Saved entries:
'''

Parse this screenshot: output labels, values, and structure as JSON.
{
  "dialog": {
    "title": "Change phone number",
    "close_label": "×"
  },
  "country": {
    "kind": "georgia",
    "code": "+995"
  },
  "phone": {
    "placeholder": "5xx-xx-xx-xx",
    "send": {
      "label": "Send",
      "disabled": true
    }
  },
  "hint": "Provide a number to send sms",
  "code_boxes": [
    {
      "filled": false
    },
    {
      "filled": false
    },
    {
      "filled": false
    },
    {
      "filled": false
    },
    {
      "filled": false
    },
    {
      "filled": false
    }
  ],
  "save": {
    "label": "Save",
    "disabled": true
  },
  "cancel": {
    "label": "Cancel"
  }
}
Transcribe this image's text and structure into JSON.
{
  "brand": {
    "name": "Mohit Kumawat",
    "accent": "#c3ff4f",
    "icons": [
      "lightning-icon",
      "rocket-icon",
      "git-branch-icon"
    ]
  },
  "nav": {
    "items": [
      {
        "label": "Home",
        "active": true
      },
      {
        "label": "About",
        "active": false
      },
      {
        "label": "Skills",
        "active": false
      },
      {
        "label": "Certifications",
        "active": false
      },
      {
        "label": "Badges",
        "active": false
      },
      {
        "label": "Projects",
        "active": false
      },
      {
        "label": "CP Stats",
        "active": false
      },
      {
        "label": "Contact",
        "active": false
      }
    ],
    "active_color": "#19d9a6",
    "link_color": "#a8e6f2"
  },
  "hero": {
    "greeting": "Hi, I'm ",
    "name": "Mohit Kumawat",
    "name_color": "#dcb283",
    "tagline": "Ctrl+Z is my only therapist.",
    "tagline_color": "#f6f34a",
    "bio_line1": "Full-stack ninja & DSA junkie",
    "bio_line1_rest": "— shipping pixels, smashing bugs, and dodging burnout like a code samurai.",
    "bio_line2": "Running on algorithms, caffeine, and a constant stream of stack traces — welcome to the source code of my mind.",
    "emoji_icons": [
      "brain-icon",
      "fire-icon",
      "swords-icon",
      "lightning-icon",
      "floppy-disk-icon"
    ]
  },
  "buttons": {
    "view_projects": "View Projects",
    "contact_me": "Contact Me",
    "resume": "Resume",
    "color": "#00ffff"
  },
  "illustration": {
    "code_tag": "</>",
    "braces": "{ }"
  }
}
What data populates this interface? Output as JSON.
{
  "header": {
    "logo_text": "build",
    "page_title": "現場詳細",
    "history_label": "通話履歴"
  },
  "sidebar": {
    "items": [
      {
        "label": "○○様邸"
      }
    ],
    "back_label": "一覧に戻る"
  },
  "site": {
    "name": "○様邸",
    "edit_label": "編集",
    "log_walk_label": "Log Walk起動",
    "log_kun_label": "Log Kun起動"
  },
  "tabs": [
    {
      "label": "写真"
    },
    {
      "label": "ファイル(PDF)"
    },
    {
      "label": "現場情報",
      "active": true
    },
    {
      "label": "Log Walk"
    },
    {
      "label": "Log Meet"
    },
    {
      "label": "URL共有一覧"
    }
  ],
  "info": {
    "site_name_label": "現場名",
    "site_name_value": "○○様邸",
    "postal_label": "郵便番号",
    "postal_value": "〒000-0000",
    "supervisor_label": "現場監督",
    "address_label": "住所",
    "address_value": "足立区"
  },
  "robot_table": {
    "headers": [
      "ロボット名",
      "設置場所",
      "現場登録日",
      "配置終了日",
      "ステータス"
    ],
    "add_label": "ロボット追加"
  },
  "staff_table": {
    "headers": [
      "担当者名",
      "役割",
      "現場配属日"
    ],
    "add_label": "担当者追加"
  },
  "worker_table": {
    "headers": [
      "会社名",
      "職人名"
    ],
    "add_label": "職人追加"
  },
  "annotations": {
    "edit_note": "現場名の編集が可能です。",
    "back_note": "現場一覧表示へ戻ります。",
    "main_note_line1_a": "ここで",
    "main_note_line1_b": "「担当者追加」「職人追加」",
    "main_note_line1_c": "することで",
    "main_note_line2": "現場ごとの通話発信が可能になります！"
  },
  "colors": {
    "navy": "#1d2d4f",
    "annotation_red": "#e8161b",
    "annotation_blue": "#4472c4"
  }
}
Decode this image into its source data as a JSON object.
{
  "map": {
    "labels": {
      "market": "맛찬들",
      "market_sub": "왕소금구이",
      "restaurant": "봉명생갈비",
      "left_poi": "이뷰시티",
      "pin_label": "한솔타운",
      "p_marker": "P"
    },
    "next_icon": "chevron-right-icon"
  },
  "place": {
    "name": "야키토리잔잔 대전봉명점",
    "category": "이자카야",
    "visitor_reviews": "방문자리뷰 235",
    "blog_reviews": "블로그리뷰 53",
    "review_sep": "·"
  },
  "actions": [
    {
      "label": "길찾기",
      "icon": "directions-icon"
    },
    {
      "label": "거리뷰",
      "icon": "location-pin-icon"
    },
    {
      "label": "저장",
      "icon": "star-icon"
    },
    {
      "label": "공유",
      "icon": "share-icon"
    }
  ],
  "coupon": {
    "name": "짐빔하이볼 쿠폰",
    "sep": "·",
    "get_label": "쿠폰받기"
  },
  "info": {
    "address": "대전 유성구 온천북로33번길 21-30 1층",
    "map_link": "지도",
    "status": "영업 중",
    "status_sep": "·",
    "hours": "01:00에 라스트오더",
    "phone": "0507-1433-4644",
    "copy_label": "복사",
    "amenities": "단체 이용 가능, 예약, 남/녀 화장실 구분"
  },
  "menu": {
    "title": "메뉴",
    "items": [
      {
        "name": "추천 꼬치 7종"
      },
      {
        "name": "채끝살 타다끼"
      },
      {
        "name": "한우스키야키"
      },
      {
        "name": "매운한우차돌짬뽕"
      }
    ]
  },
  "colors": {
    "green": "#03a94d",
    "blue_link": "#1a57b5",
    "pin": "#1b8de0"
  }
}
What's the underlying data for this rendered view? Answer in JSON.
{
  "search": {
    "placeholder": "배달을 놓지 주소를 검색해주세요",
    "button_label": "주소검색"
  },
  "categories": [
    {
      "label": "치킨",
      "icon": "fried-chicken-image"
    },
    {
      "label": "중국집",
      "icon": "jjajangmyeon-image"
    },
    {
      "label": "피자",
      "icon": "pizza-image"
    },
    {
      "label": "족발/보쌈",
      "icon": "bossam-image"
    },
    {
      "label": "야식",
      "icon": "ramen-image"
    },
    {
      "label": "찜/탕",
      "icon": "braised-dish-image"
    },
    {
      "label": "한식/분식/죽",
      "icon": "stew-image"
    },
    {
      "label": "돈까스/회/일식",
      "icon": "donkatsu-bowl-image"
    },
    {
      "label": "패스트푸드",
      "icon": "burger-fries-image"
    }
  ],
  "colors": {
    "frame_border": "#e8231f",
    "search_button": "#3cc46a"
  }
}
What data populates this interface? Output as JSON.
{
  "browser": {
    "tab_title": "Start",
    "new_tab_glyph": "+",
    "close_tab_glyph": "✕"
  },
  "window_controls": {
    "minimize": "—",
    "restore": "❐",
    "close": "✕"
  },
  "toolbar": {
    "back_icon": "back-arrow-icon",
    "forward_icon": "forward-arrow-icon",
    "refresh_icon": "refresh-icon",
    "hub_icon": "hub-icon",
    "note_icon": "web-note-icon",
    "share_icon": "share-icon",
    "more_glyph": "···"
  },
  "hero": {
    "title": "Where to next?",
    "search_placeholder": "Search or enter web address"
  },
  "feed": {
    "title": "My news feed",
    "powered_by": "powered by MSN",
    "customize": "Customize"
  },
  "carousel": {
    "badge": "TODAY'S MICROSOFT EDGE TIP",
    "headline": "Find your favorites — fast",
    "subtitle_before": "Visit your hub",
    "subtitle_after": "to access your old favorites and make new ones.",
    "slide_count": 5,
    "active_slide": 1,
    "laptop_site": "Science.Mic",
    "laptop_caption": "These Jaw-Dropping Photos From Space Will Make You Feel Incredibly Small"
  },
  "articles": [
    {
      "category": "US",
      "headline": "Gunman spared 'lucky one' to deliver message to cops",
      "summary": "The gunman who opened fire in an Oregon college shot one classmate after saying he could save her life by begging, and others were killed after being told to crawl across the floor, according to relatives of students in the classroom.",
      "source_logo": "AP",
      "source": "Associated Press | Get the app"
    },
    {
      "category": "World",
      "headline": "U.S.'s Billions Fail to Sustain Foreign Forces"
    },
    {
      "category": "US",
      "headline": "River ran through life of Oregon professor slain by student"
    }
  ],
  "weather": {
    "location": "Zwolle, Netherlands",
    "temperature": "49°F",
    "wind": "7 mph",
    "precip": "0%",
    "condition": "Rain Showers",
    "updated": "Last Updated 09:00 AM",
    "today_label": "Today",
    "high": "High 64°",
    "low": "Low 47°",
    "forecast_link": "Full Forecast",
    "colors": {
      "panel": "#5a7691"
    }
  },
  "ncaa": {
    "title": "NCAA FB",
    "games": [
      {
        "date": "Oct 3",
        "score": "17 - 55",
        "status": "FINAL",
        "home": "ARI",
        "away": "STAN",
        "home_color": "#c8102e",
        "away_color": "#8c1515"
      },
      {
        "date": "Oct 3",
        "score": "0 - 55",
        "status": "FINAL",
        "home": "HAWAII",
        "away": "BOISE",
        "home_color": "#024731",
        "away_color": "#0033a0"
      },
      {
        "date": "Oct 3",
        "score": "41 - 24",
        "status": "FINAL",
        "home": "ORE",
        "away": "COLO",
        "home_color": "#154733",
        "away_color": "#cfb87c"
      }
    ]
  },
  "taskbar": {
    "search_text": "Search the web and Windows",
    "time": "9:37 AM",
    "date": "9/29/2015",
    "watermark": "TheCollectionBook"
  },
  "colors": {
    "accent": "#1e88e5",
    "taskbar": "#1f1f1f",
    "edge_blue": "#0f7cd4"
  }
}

'''

AIM OF THE TASK: Your answer should be a single number: how many lines of the material contain the word "structure".

SOLUTION TO THIS PROBLEM: 2